[begin Records provided]
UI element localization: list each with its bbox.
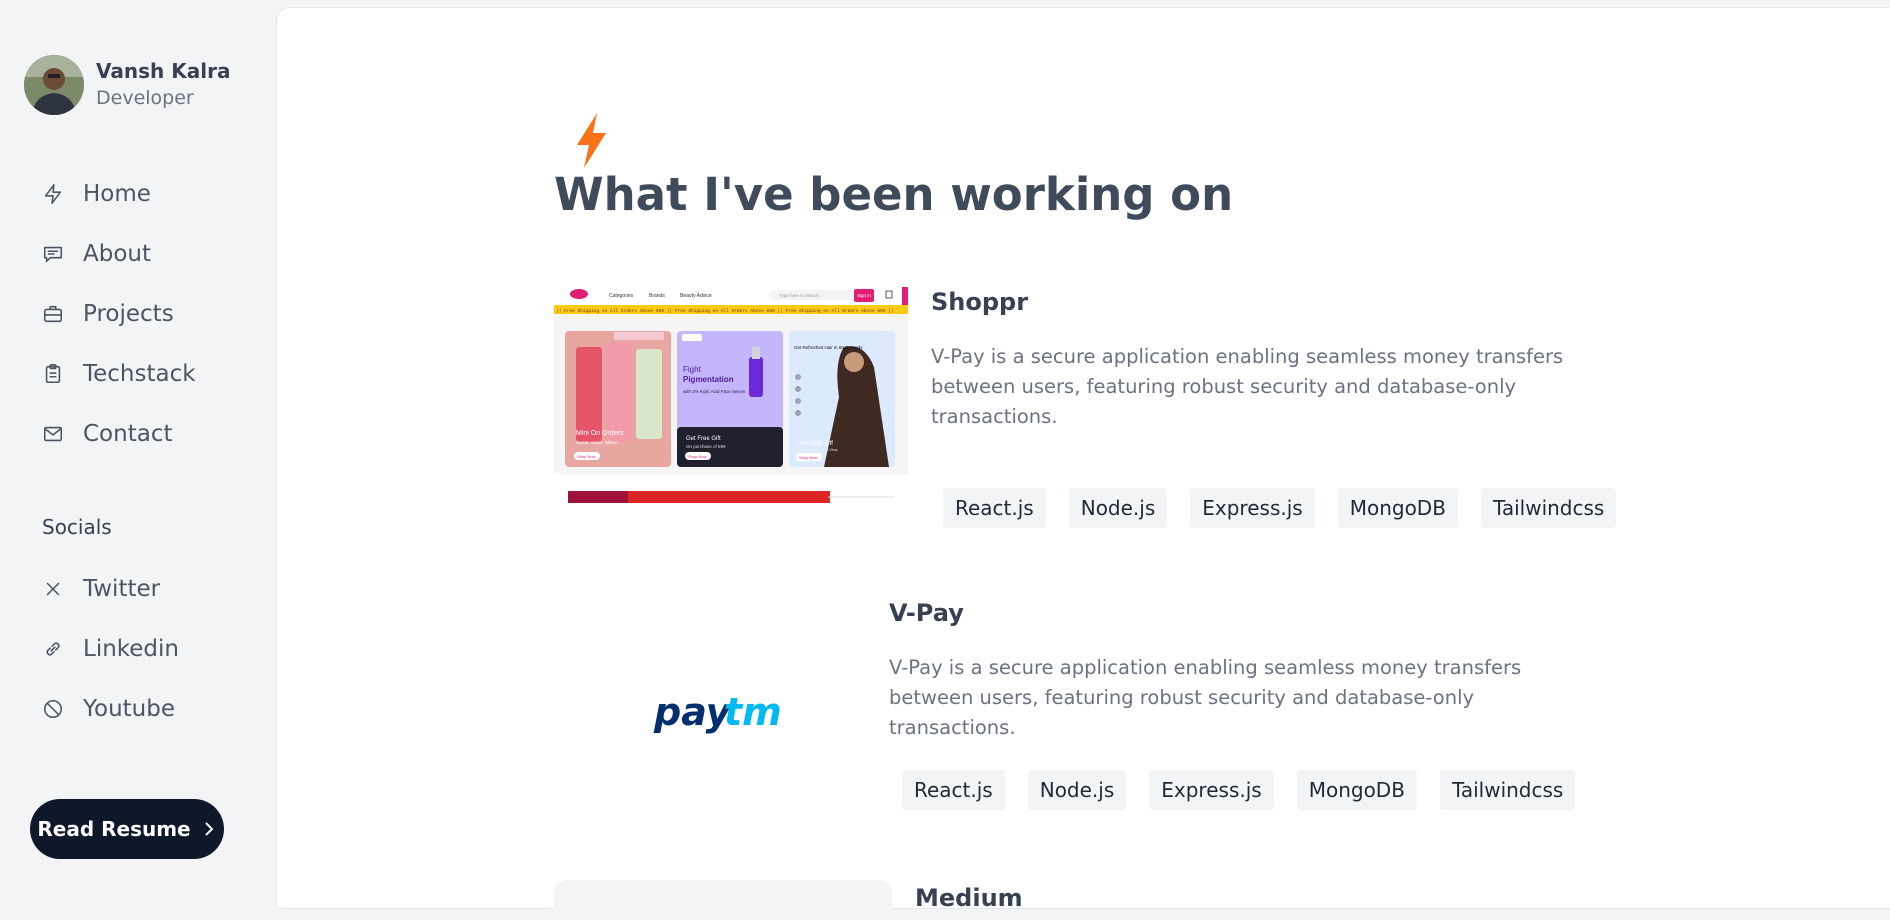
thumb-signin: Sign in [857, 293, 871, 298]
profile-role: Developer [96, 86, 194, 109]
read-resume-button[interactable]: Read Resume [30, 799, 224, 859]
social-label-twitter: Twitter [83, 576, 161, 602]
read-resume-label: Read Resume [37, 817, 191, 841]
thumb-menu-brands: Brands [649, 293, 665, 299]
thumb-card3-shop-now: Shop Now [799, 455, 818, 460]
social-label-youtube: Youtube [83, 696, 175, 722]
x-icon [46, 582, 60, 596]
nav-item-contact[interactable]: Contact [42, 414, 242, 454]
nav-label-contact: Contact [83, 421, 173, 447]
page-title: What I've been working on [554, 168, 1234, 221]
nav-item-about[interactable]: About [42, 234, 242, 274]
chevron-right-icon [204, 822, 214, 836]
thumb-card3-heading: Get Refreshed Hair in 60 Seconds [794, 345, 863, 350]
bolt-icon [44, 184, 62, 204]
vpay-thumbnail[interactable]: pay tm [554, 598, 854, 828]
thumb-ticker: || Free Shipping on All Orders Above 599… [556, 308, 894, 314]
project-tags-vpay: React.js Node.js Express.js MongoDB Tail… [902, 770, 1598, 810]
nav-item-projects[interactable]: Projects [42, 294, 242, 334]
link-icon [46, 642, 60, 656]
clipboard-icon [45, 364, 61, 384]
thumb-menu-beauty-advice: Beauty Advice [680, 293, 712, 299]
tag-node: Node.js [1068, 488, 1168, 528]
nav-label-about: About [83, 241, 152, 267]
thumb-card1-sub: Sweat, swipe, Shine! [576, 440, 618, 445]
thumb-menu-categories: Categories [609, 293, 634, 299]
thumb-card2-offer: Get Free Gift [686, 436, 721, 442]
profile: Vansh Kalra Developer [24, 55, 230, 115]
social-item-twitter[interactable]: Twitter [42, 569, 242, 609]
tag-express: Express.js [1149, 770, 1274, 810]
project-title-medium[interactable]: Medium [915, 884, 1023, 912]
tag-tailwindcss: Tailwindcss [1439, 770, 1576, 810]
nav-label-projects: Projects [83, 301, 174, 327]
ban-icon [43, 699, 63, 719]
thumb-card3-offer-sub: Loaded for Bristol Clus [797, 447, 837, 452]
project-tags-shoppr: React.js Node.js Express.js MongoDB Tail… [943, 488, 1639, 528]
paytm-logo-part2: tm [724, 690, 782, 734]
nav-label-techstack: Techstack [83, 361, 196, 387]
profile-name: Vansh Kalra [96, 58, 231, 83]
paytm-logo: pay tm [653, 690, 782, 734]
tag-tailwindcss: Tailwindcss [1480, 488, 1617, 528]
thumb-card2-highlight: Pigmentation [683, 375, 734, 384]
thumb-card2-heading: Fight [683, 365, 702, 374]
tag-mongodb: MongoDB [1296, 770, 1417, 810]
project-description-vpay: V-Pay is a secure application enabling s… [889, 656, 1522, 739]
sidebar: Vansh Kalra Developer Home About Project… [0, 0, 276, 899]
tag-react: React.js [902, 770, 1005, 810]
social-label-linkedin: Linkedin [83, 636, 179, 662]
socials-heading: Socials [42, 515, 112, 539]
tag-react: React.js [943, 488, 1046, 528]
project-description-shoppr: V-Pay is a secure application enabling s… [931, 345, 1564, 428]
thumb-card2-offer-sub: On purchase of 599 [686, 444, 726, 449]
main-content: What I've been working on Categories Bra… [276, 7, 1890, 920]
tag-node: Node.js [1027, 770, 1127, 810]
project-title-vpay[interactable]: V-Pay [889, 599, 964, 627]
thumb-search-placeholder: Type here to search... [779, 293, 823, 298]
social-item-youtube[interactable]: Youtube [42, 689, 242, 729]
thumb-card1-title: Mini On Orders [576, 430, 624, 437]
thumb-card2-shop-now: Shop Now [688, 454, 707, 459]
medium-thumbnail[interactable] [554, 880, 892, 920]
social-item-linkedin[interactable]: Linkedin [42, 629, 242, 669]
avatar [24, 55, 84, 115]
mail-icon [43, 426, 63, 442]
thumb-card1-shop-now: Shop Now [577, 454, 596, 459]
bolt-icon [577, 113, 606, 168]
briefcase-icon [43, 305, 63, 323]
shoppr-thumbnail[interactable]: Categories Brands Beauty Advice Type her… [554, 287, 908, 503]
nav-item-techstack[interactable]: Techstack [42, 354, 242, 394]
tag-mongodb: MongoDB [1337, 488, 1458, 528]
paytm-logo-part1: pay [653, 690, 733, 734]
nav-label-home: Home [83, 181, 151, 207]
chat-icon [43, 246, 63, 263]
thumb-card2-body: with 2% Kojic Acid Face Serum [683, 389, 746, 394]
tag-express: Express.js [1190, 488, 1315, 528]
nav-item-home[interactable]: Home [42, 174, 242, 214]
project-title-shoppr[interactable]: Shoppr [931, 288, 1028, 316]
[end Records provided]
[begin Records provided]
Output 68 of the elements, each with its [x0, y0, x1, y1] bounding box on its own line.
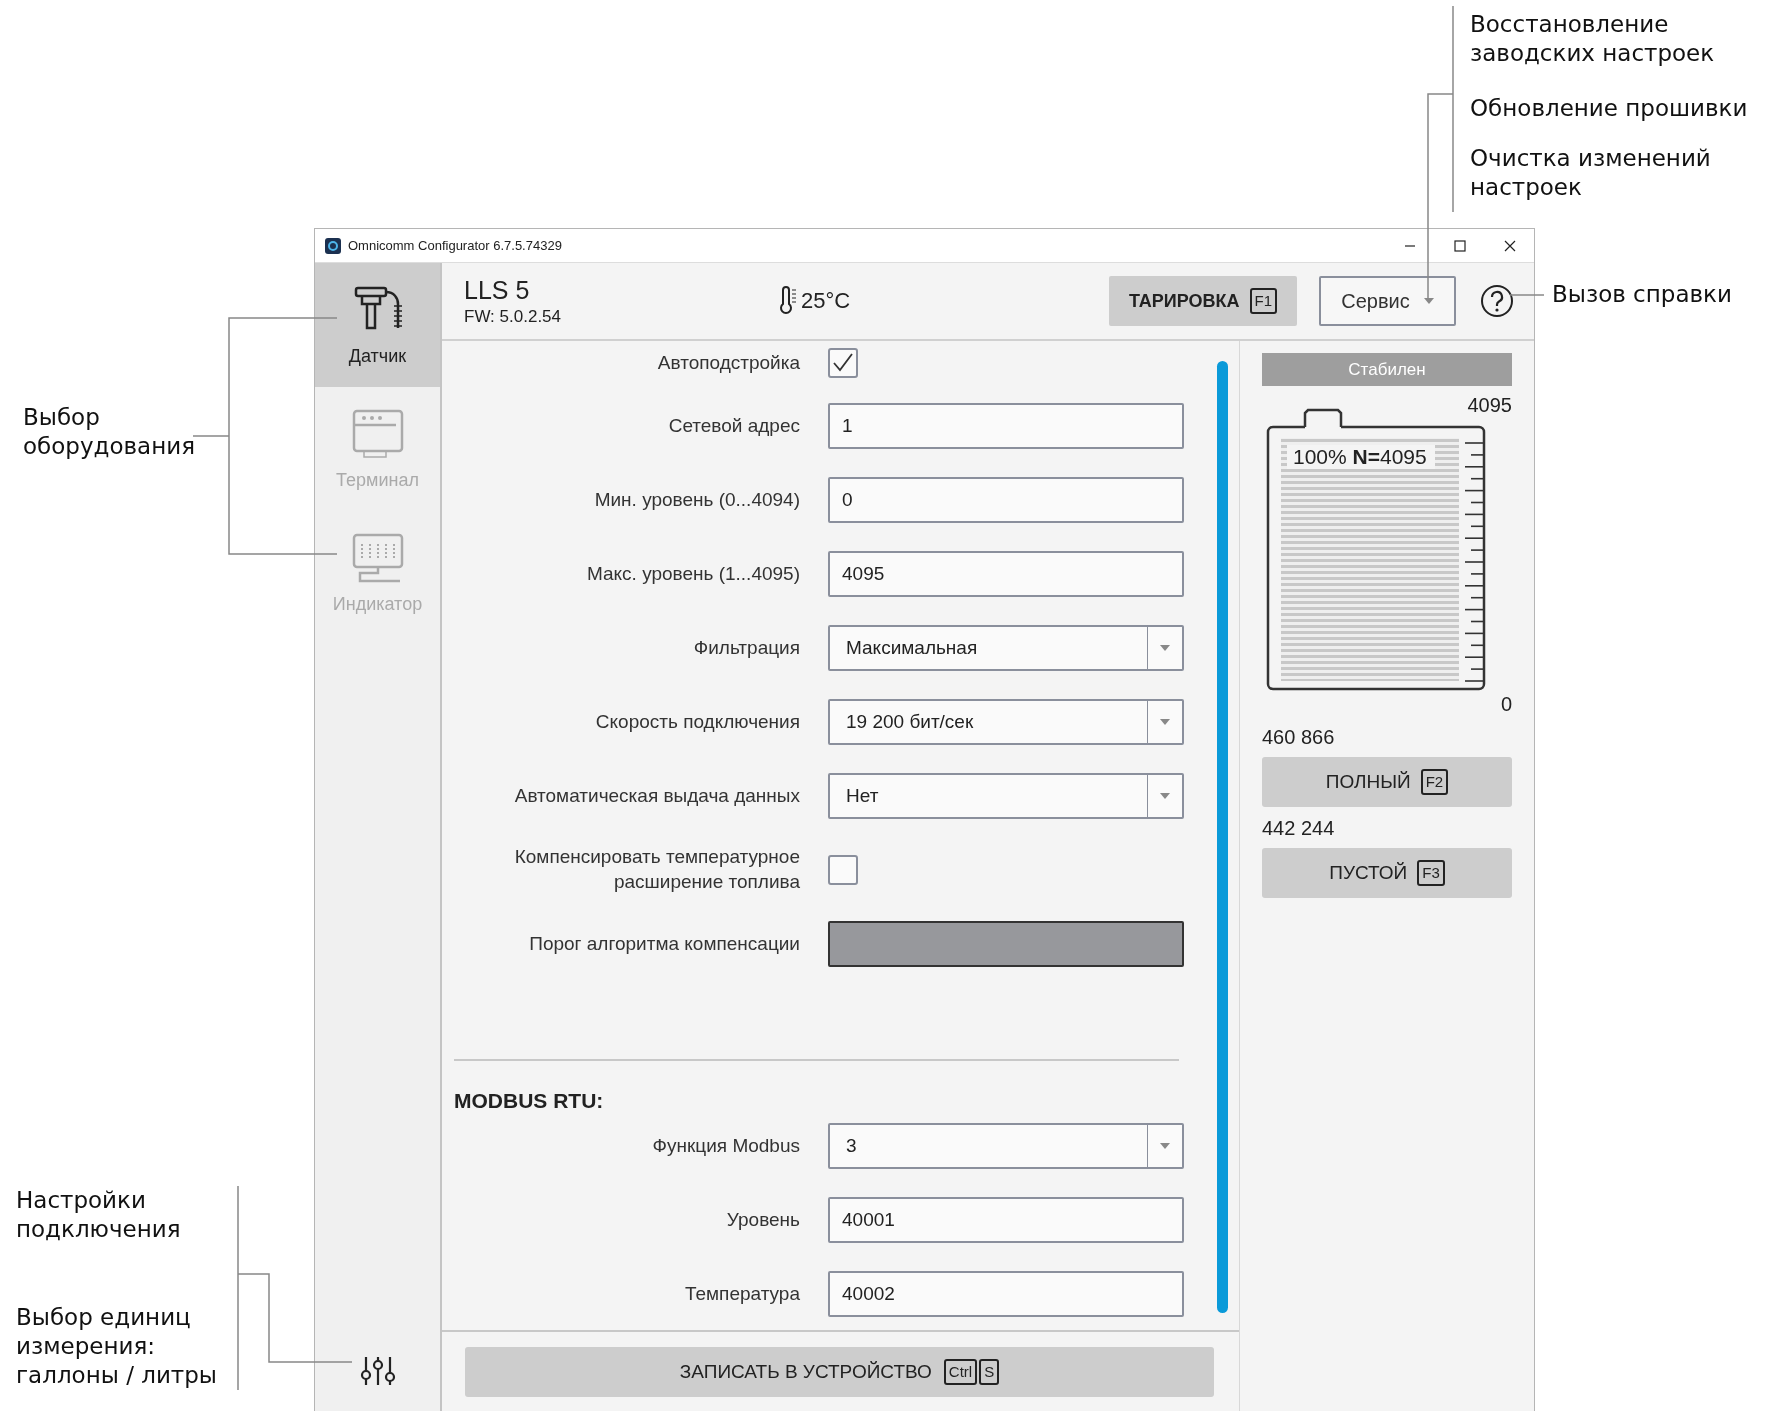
[end Records provided]
[begin Records provided]
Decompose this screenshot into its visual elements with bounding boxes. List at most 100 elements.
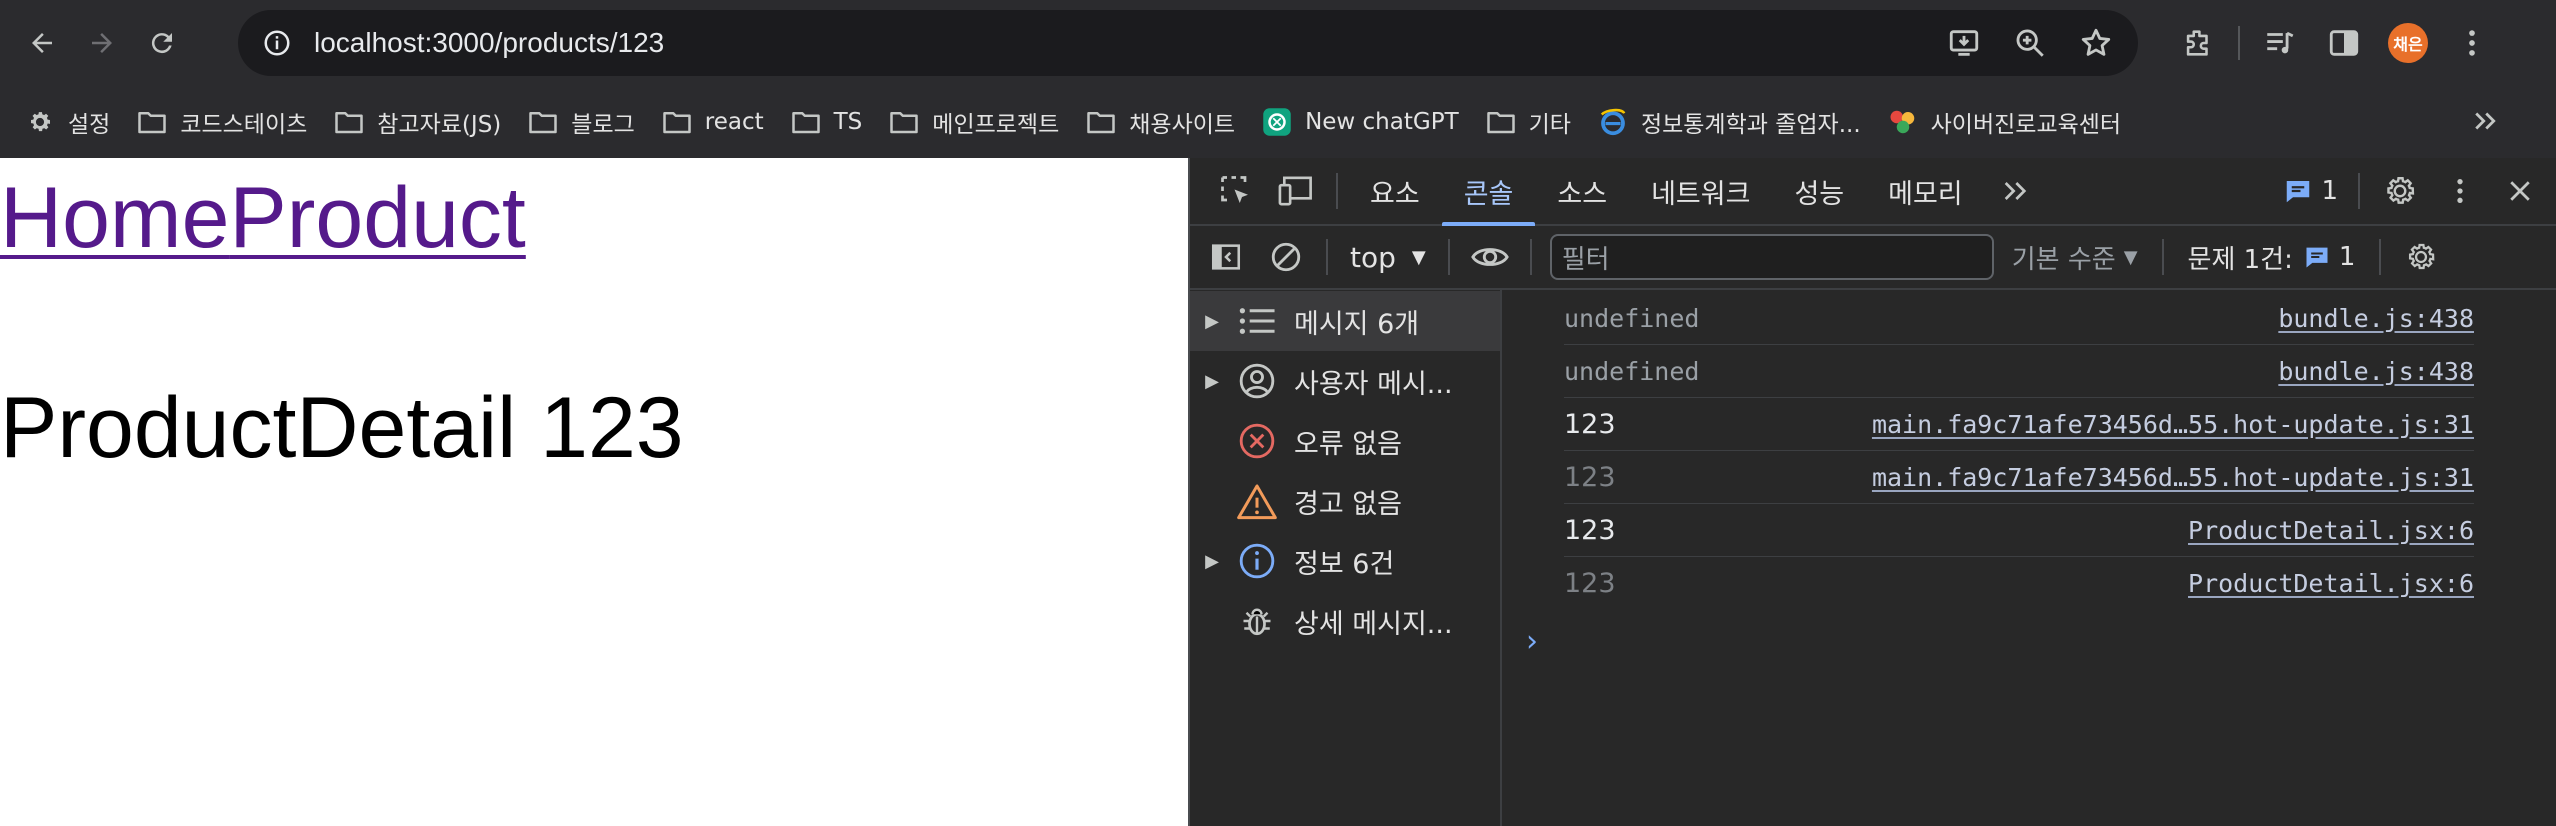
[end Records provided]
What is expected - Print the part of the records that opens with the line containing "UI element localization: list" and closes with the line containing "nav-label-contact: Contact [83, 421, 173, 447]", both of those lines included. Leave the pictures out of your answer.

Task result -
UI element localization: list each with its bbox.
thumb-signin: Sign in [857, 293, 871, 298]
profile-role: Developer [96, 86, 194, 109]
read-resume-button[interactable]: Read Resume [30, 799, 224, 859]
social-label-twitter: Twitter [83, 576, 161, 602]
read-resume-label: Read Resume [37, 817, 191, 841]
thumb-menu-brands: Brands [649, 293, 665, 299]
thumb-card3-shop-now: Shop Now [799, 455, 818, 460]
social-label-youtube: Youtube [83, 696, 175, 722]
x-icon [46, 582, 60, 596]
nav-item-contact[interactable]: Contact [42, 414, 242, 454]
nav-label-contact: Contact [83, 421, 173, 447]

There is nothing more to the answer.